### Selected extract
Start of Block
Soft stones like struvite (magnesium ammonium phosphate) or weddellite (calcium oxalate dihydrate) respond well to pulverization with ultrasound. They are quickly transformed into sand and aspirated through the ultrasound probe. To increase fragmentation efficacy, ultrasound can be combined with simultaneous ballistic lithotripsy, like in the LithoClast Master device or potentiated like in the CyberWand device. However, the large 10 Ch ultrasound probes necessitate nephroscopes with a larger working channel, allowing not only the passage of the probe but also a sufficient irrigation flow.

An abundant irrigation is crucial, especially in the supine position: in fact, due to the roughly horizontal or downward axis of the Amplatz sheath (see Chap.​ 13) and to the efficient aspiration, the collecting system tends to collapse and visibility deteriorates. To guarantee a high flow, the irrigation fluid containing bag should be elevated (Fig. 14.4). Alternatively, some urologists use hyperpressurized irrigation or peristaltic pumps to increase irrigation flow, although continuous or intermitted high intrarenal pressures should be avoided in order to prevent the uroseptic risk more marked in case of infectious stones.
End of Block
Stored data
Start of Block
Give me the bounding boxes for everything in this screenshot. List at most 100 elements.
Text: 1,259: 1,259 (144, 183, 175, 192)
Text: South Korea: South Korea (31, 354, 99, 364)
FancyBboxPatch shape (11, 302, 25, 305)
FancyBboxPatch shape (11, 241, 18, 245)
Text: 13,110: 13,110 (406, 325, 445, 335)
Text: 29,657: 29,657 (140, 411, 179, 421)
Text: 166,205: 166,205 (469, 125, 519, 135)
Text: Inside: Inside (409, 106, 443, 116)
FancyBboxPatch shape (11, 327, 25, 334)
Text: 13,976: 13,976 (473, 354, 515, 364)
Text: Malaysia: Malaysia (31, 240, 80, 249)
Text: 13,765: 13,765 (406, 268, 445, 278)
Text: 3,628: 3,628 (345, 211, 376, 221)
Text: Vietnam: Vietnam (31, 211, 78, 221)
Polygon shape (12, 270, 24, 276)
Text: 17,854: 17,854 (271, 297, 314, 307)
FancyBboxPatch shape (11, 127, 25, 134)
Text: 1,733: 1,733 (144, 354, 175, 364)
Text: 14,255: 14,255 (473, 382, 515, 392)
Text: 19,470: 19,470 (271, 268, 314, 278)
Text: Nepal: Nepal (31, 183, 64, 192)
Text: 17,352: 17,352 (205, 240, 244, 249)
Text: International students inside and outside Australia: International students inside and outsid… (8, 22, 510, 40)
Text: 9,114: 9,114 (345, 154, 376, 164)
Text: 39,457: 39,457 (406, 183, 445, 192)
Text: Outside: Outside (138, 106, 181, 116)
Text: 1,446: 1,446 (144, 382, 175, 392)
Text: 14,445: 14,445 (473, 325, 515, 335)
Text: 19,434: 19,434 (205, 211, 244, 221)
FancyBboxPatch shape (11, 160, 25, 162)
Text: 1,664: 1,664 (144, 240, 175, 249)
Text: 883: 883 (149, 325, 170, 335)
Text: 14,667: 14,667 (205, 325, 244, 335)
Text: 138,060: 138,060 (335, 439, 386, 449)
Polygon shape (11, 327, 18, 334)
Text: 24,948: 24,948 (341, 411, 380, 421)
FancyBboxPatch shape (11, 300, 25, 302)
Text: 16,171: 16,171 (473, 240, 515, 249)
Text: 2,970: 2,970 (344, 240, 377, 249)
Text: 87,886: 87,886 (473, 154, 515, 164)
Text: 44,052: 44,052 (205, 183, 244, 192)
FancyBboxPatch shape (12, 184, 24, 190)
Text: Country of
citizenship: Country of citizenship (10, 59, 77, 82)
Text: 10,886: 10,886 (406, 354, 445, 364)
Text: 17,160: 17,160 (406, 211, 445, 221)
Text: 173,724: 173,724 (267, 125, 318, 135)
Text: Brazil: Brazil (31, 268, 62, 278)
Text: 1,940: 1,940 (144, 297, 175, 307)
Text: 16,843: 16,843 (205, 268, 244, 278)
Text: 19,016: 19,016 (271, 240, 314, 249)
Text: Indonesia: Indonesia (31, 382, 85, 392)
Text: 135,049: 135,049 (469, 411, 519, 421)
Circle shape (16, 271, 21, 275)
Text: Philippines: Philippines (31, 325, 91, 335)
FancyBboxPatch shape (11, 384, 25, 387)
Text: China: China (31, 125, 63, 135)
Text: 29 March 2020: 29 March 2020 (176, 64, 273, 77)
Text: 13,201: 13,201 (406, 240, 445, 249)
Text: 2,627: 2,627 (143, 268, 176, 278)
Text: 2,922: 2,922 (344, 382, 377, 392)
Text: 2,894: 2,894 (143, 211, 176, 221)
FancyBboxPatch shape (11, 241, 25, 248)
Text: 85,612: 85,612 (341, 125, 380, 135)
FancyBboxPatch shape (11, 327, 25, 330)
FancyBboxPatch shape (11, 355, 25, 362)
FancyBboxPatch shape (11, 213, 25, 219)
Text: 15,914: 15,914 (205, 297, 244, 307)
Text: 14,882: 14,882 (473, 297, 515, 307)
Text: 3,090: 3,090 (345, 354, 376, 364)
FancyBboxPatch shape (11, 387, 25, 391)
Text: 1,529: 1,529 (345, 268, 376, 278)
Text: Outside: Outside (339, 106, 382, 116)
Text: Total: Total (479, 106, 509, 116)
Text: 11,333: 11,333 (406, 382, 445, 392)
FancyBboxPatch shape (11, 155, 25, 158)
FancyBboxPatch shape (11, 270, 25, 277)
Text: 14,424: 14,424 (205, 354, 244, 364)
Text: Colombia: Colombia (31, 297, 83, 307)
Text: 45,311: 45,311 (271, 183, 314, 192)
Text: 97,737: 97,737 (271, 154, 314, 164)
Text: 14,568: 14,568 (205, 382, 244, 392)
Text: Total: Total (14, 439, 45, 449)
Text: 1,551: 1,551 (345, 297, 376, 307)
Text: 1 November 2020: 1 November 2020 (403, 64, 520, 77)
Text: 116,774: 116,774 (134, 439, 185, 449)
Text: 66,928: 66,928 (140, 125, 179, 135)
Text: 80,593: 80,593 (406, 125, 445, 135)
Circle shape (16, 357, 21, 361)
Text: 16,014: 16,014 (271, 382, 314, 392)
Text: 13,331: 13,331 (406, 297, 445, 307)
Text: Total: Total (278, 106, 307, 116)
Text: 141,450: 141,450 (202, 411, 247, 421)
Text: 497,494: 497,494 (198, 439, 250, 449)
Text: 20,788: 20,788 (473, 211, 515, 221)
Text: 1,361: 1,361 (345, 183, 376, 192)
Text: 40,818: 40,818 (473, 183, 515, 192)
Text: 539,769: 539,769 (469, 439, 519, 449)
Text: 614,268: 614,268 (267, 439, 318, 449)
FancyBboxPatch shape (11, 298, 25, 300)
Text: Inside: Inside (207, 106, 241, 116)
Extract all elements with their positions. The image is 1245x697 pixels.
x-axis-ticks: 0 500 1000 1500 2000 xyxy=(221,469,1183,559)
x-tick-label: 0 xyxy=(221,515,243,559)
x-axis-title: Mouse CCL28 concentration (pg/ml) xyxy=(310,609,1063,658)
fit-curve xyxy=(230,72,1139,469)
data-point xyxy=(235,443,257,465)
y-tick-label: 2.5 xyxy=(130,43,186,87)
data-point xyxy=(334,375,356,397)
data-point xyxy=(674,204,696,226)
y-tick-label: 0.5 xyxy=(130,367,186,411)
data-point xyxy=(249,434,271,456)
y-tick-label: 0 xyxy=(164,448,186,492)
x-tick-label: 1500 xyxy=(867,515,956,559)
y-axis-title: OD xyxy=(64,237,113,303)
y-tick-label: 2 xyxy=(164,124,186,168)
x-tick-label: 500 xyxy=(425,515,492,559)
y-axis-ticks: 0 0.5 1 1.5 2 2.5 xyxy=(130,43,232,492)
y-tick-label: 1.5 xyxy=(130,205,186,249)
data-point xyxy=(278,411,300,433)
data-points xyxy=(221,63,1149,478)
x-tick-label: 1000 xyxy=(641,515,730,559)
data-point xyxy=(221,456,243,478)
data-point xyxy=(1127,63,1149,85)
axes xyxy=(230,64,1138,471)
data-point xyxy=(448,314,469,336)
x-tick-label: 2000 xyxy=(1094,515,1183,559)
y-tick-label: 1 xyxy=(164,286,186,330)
End of Block
### Task item A
Reproduce the passage on ultrasound lithotripsy starting at "An abundant irrigation" and ending at "of infectious stones.".
### Task item B
Translate this sentence from the passage on ultrasound lithotripsy into Spanish: "To guarantee a high flow, the irrigation fluid containing bag should be elevated (Fig. 14.4)."
### Task item C
Write what comes next in the passage on ultrasound lithotripsy, picking up after its final sentence.
The records play no part in this work.

### Expected answer A
An abundant irrigation is crucial, especially in the supine position: in fact, due to the roughly horizontal or downward axis of the Amplatz sheath (see Chap.​ 13) and to the efficient aspiration, the collecting system tends to collapse and visibility deteriorates. To guarantee a high flow, the irrigation fluid containing bag should be elevated (Fig. 14.4). Alternatively, some urologists use hyperpressurized irrigation or peristaltic pumps to increase irrigation flow, although continuous or intermitted high intrarenal pressures should be avoided in order to prevent the uroseptic risk more marked in case of infectious stones.

### Expected answer B
Para garantizar un flujo elevado, la bolsa que contiene el líquido de irrigación debe elevarse (Fig. 14.4).

### Expected answer C
Hard stones such as whewellite (calcium oxalate monohydrate), cystine, or brushite (calcium phosphate) respond poorly to ultrasonic fragmentation. Pneumatic lithotripters (Swiss LithoClast) or combination of pneumatic and ultrasound (like Swiss LithoClast Master) is recommended. The CyberWand device uses only ultrasound, but due to the two different frequencies, its efficacy is similar to that of the LithoClast Master. Recently, a compact, autonomous, and cordless handheld lithotripter has also been developed. The StoneBreaker is highly efficient in case of hard stones because it produces a high amount of pressure (31 bar, compared with the 3 bar of standard pneumatic lithotripters) and despite the high energy of the mechanical shock minimal displacement at the tip of the probe [2, 3].